── Data ──

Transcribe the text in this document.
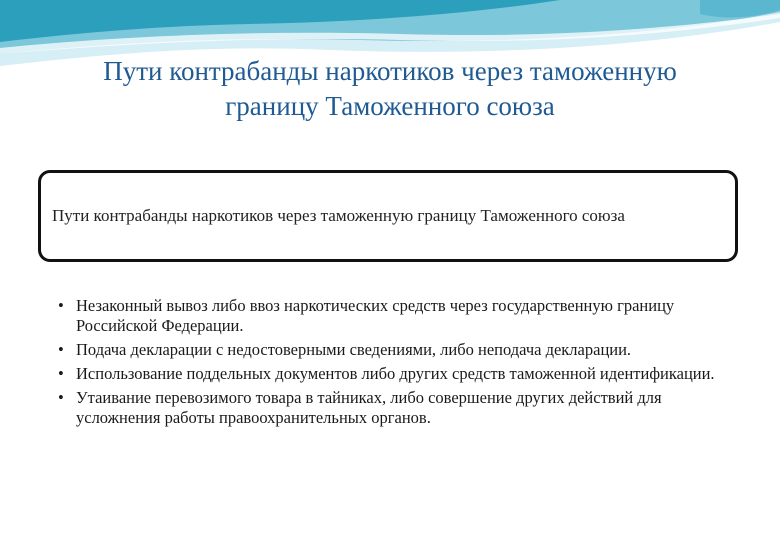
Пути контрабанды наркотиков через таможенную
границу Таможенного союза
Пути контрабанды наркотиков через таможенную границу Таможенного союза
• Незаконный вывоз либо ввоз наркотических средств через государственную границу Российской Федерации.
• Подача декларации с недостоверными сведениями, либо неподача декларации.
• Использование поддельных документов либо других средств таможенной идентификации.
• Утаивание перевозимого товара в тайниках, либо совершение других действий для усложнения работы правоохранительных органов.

───

**Exercise instructions**
Without including any picture, retype the entries exactly.

**Response for this exercise**
Transcribe the text in this document.
Пути контрабанды наркотиков через таможенную
границу Таможенного союза
Пути контрабанды наркотиков через таможенную границу Таможенного союза
• Незаконный вывоз либо ввоз наркотических средств через государственную границу Российской Федерации.
• Подача декларации с недостоверными сведениями, либо неподача декларации.
• Использование поддельных документов либо других средств таможенной идентификации.
• Утаивание перевозимого товара в тайниках, либо совершение других действий для усложнения работы правоохранительных органов.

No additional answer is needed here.